### Data supplied ###

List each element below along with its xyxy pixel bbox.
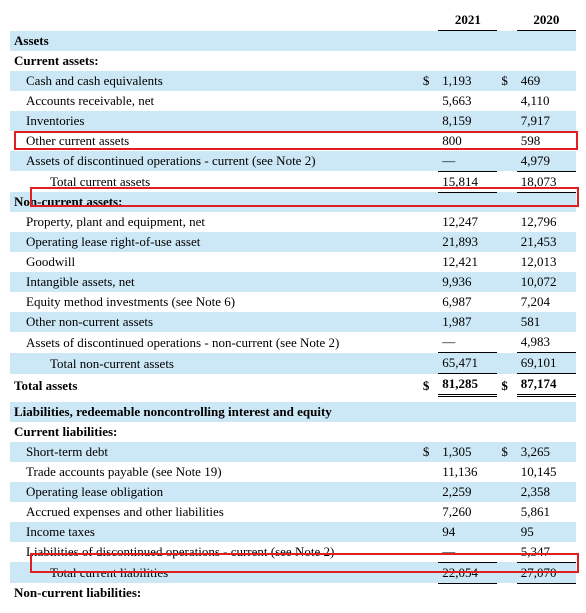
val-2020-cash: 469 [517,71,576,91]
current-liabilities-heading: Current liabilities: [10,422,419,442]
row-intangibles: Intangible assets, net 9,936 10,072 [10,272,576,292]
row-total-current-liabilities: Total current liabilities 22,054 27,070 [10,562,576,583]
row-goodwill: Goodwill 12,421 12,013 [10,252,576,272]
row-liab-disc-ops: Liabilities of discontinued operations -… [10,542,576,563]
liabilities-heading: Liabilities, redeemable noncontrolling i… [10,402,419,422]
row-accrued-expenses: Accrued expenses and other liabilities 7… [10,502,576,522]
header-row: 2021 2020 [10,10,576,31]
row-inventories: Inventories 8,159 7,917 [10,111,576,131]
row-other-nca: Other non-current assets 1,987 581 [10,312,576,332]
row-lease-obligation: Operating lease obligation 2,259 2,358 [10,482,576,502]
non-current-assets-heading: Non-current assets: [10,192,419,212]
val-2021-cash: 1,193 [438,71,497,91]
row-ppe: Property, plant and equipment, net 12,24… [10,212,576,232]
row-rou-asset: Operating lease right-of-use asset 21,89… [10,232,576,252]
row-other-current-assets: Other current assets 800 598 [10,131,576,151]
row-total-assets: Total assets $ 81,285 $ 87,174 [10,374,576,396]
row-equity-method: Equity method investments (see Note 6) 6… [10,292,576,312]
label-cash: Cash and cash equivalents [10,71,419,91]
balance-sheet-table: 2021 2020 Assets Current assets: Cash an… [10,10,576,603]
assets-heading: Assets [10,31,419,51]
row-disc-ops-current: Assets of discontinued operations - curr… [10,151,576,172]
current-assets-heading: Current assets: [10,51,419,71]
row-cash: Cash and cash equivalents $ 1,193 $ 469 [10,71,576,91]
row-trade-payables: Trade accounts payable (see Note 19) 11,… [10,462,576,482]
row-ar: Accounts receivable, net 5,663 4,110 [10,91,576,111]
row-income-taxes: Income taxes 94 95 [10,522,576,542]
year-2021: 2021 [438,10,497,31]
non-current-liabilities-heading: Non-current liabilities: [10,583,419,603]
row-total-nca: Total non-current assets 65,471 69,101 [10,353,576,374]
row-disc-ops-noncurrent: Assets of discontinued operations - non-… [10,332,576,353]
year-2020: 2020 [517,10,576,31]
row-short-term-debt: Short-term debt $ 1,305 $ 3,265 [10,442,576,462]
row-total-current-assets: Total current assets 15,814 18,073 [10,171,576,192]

###
### Data supplied ###

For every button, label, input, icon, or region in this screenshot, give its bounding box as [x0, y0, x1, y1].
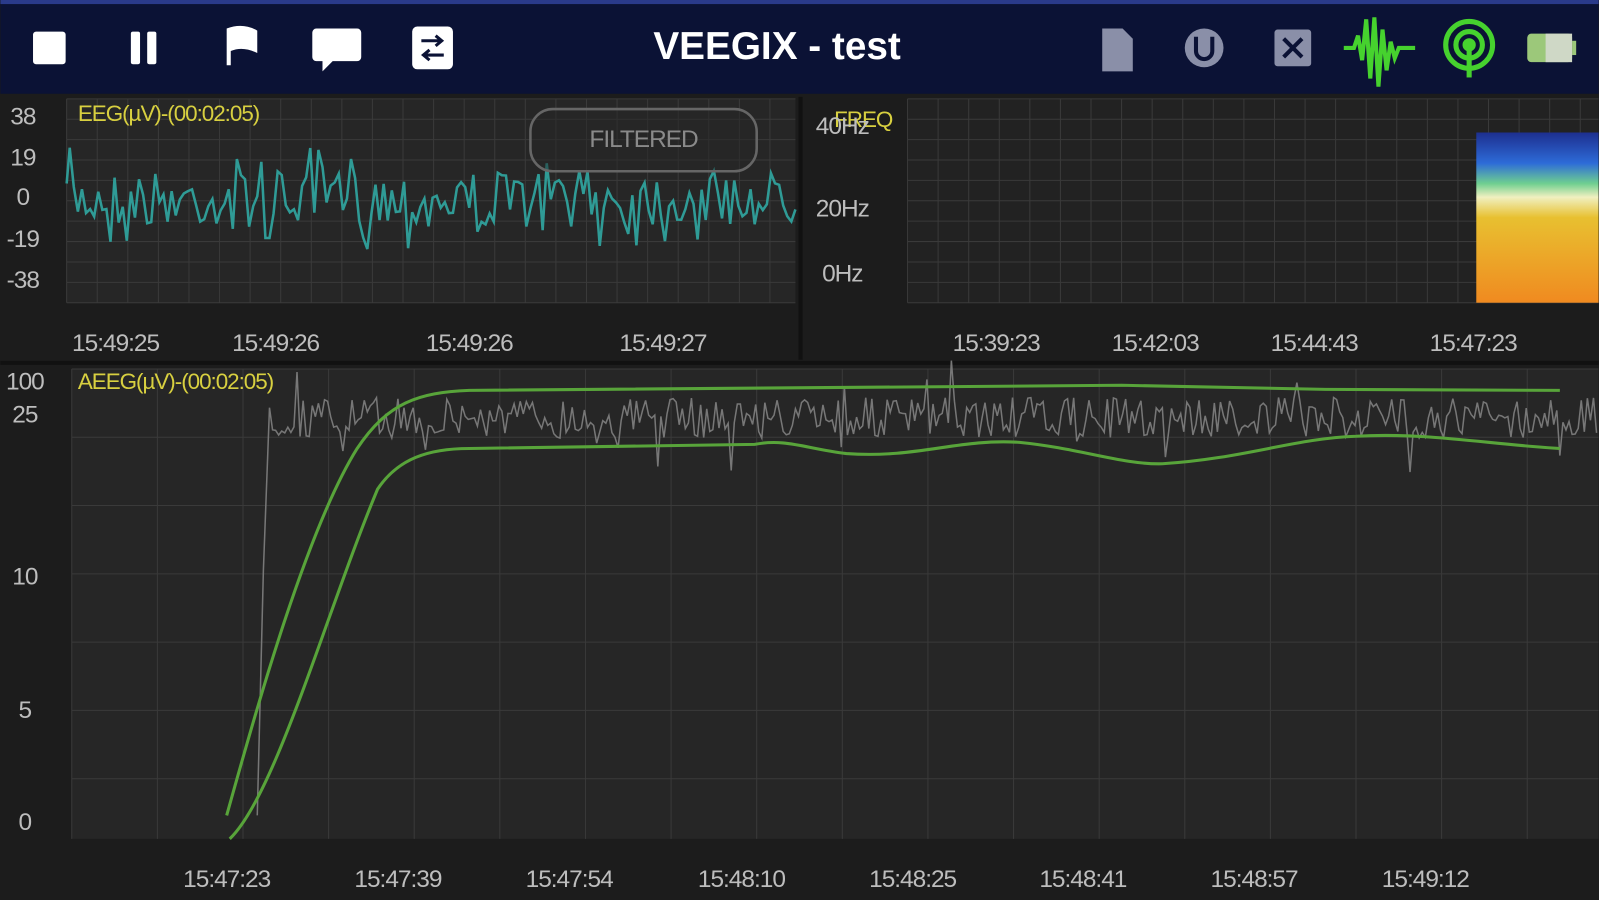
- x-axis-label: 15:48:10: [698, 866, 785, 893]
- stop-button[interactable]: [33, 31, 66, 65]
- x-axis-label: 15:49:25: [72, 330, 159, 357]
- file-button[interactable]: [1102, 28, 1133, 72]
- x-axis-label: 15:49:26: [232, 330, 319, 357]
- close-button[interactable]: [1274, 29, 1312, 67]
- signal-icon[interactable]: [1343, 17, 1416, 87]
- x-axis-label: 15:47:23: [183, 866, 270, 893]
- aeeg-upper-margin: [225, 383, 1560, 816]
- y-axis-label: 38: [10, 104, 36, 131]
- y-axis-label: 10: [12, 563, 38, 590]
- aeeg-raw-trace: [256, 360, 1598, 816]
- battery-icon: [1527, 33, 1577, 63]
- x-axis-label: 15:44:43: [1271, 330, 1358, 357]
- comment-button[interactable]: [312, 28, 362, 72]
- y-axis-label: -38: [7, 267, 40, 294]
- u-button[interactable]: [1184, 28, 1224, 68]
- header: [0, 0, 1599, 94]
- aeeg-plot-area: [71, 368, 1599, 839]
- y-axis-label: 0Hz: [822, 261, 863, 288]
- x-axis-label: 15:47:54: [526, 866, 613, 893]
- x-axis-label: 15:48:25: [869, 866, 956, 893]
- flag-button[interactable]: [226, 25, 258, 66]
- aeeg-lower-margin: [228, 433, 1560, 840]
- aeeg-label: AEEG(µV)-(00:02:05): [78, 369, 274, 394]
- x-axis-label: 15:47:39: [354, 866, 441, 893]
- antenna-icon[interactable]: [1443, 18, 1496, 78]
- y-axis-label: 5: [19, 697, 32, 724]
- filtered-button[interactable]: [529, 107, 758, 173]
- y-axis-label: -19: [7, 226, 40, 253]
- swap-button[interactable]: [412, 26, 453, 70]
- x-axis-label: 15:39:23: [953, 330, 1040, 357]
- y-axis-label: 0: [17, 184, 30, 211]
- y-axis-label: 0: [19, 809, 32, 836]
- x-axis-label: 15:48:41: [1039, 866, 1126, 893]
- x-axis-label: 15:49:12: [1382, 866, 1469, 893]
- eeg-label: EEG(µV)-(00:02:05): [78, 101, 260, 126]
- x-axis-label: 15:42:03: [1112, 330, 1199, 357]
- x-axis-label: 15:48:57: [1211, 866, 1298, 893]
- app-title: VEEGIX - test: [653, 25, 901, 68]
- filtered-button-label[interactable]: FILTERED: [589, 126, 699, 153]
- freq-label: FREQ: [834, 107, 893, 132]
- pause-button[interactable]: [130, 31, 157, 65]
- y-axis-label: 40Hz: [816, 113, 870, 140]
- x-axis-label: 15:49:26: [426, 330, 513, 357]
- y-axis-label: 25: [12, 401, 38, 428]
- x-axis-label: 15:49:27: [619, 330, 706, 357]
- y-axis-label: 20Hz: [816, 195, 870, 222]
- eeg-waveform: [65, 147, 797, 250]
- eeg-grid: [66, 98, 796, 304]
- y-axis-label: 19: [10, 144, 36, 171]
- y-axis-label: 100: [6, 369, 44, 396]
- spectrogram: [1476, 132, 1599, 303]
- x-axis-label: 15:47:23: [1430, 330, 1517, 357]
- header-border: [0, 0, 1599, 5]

###

(Work to be completed) Locate and copy each line of the data above that contains the string "margin", treating uppercase and lowercase letters as distinct.

(Result of this task)
- aeeg-upper-margin: [225, 383, 1560, 816]
- aeeg-lower-margin: [228, 433, 1560, 840]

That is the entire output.